(Extracted data entries)
(begin)

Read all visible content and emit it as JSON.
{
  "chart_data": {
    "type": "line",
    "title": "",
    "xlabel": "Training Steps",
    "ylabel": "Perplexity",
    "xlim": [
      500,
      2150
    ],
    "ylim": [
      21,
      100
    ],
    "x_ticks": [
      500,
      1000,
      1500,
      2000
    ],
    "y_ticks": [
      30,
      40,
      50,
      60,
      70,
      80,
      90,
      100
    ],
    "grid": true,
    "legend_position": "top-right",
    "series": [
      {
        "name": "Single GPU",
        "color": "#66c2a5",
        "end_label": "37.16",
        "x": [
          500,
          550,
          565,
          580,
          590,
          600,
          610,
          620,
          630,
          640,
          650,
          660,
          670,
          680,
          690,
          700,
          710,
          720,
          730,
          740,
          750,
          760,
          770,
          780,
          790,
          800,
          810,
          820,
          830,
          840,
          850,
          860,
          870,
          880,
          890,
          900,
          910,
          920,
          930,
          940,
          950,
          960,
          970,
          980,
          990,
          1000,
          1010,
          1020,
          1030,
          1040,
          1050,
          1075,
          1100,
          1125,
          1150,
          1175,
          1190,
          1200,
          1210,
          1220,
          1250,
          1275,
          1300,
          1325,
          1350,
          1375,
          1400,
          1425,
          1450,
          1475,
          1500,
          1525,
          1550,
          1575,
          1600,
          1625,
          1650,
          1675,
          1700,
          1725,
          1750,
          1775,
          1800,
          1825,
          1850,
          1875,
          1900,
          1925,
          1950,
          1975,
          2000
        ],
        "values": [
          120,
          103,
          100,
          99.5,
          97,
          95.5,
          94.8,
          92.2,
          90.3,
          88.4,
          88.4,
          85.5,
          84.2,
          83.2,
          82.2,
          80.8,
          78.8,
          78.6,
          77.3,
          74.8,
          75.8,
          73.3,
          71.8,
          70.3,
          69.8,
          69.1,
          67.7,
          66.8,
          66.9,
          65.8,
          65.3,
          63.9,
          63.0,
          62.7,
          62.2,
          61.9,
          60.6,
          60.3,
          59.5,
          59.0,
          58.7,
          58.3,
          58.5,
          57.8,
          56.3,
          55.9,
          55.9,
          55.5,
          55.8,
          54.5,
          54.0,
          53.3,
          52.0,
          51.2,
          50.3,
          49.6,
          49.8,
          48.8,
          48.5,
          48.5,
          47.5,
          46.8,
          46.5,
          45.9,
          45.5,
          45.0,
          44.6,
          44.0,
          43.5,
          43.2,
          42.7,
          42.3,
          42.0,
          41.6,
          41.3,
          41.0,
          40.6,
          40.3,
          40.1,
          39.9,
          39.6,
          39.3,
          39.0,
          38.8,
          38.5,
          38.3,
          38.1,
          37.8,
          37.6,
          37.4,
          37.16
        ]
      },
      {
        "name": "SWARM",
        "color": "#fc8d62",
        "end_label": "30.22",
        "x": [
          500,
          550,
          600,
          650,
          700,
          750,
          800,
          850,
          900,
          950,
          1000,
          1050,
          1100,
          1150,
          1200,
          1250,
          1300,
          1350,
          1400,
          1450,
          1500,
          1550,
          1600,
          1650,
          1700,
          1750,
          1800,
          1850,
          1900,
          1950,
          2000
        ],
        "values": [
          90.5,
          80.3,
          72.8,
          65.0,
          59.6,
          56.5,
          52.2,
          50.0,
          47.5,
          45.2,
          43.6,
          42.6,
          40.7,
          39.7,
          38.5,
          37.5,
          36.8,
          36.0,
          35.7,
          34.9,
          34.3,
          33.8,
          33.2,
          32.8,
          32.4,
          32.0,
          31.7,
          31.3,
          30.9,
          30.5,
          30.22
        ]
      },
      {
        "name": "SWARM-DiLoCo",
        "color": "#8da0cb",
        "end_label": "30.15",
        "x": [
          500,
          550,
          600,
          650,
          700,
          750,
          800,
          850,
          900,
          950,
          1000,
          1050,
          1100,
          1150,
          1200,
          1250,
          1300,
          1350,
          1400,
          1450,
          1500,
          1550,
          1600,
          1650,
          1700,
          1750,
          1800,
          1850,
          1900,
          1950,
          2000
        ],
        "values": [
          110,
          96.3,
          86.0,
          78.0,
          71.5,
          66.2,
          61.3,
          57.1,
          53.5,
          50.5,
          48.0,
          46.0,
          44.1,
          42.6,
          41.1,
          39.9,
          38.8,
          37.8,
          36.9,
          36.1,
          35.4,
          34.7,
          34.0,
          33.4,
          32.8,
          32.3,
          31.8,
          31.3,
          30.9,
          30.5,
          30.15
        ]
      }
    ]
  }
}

(end)

(Short problem): Reproduce the data shown above exactly.

(Exercise solution):
Read all visible content and emit it as JSON.
{
  "chart_data": {
    "type": "line",
    "title": "",
    "xlabel": "Training Steps",
    "ylabel": "Perplexity",
    "xlim": [
      500,
      2150
    ],
    "ylim": [
      21,
      100
    ],
    "x_ticks": [
      500,
      1000,
      1500,
      2000
    ],
    "y_ticks": [
      30,
      40,
      50,
      60,
      70,
      80,
      90,
      100
    ],
    "grid": true,
    "legend_position": "top-right",
    "series": [
      {
        "name": "Single GPU",
        "color": "#66c2a5",
        "end_label": "37.16",
        "x": [
          500,
          550,
          565,
          580,
          590,
          600,
          610,
          620,
          630,
          640,
          650,
          660,
          670,
          680,
          690,
          700,
          710,
          720,
          730,
          740,
          750,
          760,
          770,
          780,
          790,
          800,
          810,
          820,
          830,
          840,
          850,
          860,
          870,
          880,
          890,
          900,
          910,
          920,
          930,
          940,
          950,
          960,
          970,
          980,
          990,
          1000,
          1010,
          1020,
          1030,
          1040,
          1050,
          1075,
          1100,
          1125,
          1150,
          1175,
          1190,
          1200,
          1210,
          1220,
          1250,
          1275,
          1300,
          1325,
          1350,
          1375,
          1400,
          1425,
          1450,
          1475,
          1500,
          1525,
          1550,
          1575,
          1600,
          1625,
          1650,
          1675,
          1700,
          1725,
          1750,
          1775,
          1800,
          1825,
          1850,
          1875,
          1900,
          1925,
          1950,
          1975,
          2000
        ],
        "values": [
          120,
          103,
          100,
          99.5,
          97,
          95.5,
          94.8,
          92.2,
          90.3,
          88.4,
          88.4,
          85.5,
          84.2,
          83.2,
          82.2,
          80.8,
          78.8,
          78.6,
          77.3,
          74.8,
          75.8,
          73.3,
          71.8,
          70.3,
          69.8,
          69.1,
          67.7,
          66.8,
          66.9,
          65.8,
          65.3,
          63.9,
          63.0,
          62.7,
          62.2,
          61.9,
          60.6,
          60.3,
          59.5,
          59.0,
          58.7,
          58.3,
          58.5,
          57.8,
          56.3,
          55.9,
          55.9,
          55.5,
          55.8,
          54.5,
          54.0,
          53.3,
          52.0,
          51.2,
          50.3,
          49.6,
          49.8,
          48.8,
          48.5,
          48.5,
          47.5,
          46.8,
          46.5,
          45.9,
          45.5,
          45.0,
          44.6,
          44.0,
          43.5,
          43.2,
          42.7,
          42.3,
          42.0,
          41.6,
          41.3,
          41.0,
          40.6,
          40.3,
          40.1,
          39.9,
          39.6,
          39.3,
          39.0,
          38.8,
          38.5,
          38.3,
          38.1,
          37.8,
          37.6,
          37.4,
          37.16
        ]
      },
      {
        "name": "SWARM",
        "color": "#fc8d62",
        "end_label": "30.22",
        "x": [
          500,
          550,
          600,
          650,
          700,
          750,
          800,
          850,
          900,
          950,
          1000,
          1050,
          1100,
          1150,
          1200,
          1250,
          1300,
          1350,
          1400,
          1450,
          1500,
          1550,
          1600,
          1650,
          1700,
          1750,
          1800,
          1850,
          1900,
          1950,
          2000
        ],
        "values": [
          90.5,
          80.3,
          72.8,
          65.0,
          59.6,
          56.5,
          52.2,
          50.0,
          47.5,
          45.2,
          43.6,
          42.6,
          40.7,
          39.7,
          38.5,
          37.5,
          36.8,
          36.0,
          35.7,
          34.9,
          34.3,
          33.8,
          33.2,
          32.8,
          32.4,
          32.0,
          31.7,
          31.3,
          30.9,
          30.5,
          30.22
        ]
      },
      {
        "name": "SWARM-DiLoCo",
        "color": "#8da0cb",
        "end_label": "30.15",
        "x": [
          500,
          550,
          600,
          650,
          700,
          750,
          800,
          850,
          900,
          950,
          1000,
          1050,
          1100,
          1150,
          1200,
          1250,
          1300,
          1350,
          1400,
          1450,
          1500,
          1550,
          1600,
          1650,
          1700,
          1750,
          1800,
          1850,
          1900,
          1950,
          2000
        ],
        "values": [
          110,
          96.3,
          86.0,
          78.0,
          71.5,
          66.2,
          61.3,
          57.1,
          53.5,
          50.5,
          48.0,
          46.0,
          44.1,
          42.6,
          41.1,
          39.9,
          38.8,
          37.8,
          36.9,
          36.1,
          35.4,
          34.7,
          34.0,
          33.4,
          32.8,
          32.3,
          31.8,
          31.3,
          30.9,
          30.5,
          30.15
        ]
      }
    ]
  }
}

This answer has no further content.